MATERIAL SHOWN:
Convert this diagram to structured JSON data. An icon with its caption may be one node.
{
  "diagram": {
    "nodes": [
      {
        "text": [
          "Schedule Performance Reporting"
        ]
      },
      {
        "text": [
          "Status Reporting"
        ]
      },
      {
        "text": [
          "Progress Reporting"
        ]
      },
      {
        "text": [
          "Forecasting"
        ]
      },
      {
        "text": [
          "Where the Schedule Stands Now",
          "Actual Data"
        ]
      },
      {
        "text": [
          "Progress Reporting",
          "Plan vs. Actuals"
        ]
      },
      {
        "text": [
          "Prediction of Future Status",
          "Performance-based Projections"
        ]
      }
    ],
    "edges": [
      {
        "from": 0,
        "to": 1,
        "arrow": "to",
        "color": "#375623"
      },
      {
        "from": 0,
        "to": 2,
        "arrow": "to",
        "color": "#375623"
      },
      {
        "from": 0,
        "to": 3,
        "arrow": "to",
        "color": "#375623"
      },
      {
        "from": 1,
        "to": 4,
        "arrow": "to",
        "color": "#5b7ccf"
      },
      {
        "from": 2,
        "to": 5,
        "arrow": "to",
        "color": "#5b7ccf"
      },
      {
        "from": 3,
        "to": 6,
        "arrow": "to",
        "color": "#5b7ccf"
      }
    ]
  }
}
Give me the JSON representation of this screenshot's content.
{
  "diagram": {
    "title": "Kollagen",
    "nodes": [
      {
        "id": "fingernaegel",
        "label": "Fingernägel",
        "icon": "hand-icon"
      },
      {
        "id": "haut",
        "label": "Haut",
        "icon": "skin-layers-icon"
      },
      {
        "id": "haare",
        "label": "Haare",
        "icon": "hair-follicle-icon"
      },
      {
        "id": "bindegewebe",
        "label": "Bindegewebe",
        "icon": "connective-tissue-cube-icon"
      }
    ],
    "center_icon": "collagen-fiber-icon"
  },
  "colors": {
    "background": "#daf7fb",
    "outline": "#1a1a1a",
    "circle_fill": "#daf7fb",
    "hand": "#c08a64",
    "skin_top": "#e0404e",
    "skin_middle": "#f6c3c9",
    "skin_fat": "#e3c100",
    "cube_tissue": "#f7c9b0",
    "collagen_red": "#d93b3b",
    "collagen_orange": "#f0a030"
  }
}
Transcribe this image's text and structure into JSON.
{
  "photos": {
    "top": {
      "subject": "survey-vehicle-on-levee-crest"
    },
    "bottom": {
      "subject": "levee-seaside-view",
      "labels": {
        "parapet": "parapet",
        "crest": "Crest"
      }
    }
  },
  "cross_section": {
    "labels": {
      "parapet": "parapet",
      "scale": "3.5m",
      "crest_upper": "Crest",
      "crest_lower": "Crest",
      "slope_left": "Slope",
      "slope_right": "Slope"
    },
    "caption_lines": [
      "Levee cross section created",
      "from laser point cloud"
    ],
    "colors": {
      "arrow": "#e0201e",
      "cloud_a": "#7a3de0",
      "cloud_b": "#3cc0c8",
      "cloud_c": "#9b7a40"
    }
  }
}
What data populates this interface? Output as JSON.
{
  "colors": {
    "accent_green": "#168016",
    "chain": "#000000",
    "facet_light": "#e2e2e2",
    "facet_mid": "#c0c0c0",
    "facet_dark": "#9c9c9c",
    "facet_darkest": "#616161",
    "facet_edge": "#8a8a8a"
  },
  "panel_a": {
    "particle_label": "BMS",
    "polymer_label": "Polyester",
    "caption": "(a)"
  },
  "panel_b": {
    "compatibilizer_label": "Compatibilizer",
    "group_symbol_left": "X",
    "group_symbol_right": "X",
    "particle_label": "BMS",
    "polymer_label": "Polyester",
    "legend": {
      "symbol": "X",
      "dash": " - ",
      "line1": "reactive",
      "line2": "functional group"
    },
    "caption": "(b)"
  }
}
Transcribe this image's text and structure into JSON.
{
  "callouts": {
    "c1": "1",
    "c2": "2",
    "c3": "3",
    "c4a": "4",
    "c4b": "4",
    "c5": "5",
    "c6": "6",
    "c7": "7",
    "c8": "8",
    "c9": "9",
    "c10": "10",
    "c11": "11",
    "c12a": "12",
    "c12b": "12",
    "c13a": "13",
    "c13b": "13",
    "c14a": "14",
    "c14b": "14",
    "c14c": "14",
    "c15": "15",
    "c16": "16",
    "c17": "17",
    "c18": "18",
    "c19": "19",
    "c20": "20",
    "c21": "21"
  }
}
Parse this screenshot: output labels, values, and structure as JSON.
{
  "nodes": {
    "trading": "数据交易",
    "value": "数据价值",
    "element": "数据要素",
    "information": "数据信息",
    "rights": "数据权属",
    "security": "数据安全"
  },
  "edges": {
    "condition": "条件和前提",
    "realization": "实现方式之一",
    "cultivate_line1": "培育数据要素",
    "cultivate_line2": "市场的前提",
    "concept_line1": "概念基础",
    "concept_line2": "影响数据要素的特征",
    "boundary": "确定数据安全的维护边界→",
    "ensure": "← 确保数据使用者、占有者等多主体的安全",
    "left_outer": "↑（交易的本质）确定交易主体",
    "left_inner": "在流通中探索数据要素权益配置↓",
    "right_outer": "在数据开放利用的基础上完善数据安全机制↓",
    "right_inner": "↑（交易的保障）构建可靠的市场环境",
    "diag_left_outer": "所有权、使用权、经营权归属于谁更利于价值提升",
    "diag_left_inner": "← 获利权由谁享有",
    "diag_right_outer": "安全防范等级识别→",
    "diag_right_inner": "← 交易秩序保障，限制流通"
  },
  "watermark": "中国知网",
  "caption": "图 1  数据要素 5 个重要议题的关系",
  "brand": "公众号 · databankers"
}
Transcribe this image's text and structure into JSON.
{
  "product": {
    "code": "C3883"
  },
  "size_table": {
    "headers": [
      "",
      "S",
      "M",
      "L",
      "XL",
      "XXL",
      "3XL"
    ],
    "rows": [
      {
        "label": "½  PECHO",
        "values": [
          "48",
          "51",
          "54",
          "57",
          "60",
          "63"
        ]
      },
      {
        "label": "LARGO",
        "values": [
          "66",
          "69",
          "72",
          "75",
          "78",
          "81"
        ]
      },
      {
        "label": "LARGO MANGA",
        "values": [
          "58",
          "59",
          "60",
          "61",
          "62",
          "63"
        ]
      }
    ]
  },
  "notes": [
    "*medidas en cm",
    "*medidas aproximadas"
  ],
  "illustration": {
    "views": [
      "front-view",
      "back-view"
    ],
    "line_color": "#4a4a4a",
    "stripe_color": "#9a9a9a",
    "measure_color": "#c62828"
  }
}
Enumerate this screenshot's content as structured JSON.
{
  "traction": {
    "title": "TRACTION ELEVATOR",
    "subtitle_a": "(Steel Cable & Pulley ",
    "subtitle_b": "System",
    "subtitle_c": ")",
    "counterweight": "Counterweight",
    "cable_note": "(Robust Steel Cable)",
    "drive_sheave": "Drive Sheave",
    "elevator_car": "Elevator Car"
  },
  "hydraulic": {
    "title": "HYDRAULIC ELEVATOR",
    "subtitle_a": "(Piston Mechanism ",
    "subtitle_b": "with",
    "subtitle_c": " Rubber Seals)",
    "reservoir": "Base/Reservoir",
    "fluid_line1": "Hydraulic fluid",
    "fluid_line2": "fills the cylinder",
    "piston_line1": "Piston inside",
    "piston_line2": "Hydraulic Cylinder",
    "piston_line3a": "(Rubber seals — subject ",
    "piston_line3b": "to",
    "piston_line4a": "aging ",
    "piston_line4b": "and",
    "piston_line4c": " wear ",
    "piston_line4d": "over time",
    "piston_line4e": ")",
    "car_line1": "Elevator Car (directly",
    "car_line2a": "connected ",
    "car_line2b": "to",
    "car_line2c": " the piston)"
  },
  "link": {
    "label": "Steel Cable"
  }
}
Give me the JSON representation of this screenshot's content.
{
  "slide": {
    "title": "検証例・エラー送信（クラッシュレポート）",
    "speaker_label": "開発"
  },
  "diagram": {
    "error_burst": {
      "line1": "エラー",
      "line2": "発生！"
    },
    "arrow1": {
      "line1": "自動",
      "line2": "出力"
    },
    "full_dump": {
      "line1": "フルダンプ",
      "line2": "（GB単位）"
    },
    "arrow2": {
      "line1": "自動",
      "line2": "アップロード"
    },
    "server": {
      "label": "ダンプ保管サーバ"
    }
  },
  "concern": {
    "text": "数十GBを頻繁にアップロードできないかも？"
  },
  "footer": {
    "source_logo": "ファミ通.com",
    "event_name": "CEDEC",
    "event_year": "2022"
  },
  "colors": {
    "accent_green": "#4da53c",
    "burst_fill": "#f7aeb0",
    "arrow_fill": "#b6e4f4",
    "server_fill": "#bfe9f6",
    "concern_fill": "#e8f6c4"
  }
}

WHAT TO PRODUCE: Pull every line containing "Performance" out of the data above.

SOLUTION:
          "Schedule Performance Reporting"
          "Performance-based Projections"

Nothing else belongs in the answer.